▸ Explore the material:
A. From the article on Linklaters' domestic abuse support, reproduce the passage starting at "City giant Linklaters" and ending at "emergency hotel accommodation.".
B. Answer these questions using the article on Linklaters' domestic abuse support:
(i) How many nights of hotel accommodation will the firm pay for when an employee must flee home in an emergency?
(ii) Up to how many days of paid leave can people take to seek support?
(iii) Which experts is the firm working with to train its HR team and people managers?

City giant Linklaters has introduced a policy and package of support for employees who are living with domestic abuse, including paying for emergency hotel accommodation.
There have been reports of a spike in domestic abuse cases during lockdown, making working from home “an intimidating prospect for some people”, the firm noted.
In a statement, Linklaters said it was “committed to ensuring its people are free to live and work in a supportive and safe environment” and has introduced emergency support measures for individuals experiencing domestic abuse:
- Paying for three nights’ accommodation in a hotel and provide a daily living expenses allowance where an employee and any children need to flee their home in an emergency;
- Up to 10 days’ paid leave for people who need to take time out to seek support;
- A one-off payment of up to £5,000 to support an individual in becoming financially and physically independent from their abuser. There will be no requirement to repay the money, which can be paid in a variety of ways to ensure that they have full control of it; and
- Access to Surviving Economic Abuse, a UK charity dedicated to raising awareness of, and transforming the response to, economic abuse. It supports people who needs to fully separate their finances from their abuser.
Linklaters is also working with experts SafeLives to provide training for its HR team and people managers on how to spot the signs, have conversations and signpost support for those living with domestic abuse. Staff will have access to resources for supporting colleagues and loved ones.

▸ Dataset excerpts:
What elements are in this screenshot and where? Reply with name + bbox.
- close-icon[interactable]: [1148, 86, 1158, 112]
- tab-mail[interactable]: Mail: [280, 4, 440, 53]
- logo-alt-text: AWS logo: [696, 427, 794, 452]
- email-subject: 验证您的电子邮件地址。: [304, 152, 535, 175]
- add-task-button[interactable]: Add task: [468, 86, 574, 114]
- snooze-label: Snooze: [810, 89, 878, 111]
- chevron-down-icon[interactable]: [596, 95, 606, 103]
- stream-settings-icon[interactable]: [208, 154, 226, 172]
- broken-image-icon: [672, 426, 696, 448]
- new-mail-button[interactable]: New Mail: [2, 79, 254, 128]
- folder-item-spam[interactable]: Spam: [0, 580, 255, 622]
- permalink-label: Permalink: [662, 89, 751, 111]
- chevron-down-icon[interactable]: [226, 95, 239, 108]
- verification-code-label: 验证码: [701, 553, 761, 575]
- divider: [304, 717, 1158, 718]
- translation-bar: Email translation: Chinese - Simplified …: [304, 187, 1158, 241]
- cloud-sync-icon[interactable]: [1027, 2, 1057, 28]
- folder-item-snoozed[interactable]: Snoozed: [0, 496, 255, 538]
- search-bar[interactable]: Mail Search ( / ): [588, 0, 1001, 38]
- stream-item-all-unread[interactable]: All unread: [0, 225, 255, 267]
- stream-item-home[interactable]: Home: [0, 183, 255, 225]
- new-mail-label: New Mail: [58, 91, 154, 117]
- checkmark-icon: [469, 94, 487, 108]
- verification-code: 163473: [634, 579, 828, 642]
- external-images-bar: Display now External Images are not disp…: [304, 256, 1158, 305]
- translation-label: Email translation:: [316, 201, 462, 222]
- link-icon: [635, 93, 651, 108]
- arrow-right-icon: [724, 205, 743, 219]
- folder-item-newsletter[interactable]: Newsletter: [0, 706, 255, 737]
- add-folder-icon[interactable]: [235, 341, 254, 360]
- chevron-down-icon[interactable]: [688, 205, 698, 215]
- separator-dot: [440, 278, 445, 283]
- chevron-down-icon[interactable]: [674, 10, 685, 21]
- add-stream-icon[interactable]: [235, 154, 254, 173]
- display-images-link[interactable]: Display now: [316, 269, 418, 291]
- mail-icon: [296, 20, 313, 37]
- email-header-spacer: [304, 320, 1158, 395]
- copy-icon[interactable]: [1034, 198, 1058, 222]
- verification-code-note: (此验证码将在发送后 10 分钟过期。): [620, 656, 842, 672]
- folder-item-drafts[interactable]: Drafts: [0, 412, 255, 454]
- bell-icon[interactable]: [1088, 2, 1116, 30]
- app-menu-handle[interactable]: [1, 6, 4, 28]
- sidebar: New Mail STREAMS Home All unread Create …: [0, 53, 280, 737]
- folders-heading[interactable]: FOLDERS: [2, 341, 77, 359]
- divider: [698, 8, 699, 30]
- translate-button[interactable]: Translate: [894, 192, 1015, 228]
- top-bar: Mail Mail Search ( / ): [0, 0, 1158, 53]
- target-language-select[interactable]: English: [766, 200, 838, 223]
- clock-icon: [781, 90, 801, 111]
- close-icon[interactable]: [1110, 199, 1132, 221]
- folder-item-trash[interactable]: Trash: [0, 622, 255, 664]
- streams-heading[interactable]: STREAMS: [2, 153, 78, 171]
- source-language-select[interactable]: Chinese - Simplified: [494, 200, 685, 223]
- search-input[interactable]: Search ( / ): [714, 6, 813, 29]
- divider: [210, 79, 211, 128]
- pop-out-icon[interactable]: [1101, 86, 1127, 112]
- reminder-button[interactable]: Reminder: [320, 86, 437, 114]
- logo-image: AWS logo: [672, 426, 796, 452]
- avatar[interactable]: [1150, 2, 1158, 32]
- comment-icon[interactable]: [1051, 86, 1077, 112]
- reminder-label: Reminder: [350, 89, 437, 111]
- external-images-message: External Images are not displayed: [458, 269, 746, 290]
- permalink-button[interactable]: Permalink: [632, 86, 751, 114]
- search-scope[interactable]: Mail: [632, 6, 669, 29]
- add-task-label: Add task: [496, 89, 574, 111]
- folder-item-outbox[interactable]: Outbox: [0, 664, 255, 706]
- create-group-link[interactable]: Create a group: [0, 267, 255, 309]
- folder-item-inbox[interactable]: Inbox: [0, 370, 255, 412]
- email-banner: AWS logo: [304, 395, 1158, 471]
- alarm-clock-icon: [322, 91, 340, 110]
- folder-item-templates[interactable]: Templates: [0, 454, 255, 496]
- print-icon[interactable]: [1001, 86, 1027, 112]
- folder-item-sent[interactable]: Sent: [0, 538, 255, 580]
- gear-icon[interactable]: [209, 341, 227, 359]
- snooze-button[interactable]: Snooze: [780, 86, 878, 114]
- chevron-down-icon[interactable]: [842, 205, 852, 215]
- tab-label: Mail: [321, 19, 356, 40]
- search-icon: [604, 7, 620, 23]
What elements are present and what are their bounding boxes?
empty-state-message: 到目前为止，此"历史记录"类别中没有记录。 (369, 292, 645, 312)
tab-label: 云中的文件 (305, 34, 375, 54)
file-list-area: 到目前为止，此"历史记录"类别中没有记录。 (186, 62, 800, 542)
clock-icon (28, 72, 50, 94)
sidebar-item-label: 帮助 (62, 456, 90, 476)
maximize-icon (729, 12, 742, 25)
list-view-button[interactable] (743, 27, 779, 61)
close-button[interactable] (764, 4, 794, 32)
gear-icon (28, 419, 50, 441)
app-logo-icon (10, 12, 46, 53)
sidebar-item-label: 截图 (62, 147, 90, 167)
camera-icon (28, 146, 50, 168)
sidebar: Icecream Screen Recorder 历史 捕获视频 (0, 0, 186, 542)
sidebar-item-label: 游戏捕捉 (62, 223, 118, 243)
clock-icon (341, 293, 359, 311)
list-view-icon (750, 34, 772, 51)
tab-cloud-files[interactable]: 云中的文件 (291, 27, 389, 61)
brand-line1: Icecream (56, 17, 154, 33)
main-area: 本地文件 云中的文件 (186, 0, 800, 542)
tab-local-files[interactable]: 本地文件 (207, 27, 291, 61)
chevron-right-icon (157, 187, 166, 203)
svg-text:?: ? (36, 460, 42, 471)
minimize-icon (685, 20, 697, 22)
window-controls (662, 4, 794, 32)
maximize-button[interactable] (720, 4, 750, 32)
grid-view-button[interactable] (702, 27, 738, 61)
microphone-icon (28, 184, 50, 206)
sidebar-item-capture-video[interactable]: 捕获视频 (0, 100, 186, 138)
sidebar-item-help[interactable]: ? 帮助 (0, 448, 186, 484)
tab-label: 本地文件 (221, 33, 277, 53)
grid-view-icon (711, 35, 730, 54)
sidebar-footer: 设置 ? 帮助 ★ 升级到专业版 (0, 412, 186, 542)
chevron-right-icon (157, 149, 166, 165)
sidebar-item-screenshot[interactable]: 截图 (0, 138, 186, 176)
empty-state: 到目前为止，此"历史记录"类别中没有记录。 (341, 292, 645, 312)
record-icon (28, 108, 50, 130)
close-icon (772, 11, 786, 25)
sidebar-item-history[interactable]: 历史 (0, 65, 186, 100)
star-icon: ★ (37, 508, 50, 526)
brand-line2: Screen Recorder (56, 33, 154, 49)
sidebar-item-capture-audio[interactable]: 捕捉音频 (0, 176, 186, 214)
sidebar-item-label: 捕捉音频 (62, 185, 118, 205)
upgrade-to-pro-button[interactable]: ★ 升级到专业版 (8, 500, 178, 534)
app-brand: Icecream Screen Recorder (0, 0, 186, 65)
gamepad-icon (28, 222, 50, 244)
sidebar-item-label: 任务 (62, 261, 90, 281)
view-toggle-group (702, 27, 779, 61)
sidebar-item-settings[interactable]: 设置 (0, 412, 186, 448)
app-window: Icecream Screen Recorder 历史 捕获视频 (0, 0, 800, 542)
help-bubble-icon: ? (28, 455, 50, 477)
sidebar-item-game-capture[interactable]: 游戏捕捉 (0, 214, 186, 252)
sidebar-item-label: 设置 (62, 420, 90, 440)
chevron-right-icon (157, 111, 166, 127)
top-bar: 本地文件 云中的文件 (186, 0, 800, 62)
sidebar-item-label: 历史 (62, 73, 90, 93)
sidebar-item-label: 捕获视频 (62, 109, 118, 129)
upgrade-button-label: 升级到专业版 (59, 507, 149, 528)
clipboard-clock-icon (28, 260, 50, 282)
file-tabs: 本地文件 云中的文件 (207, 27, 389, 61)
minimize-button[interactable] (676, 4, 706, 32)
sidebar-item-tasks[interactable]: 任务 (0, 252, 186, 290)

▸ Answer set:
A.
City giant Linklaters has introduced a policy and package of support for employees who are living with domestic abuse, including paying for emergency hotel accommodation.

B.
(i) Three nights
(ii) Up to 10 days
(iii) SafeLives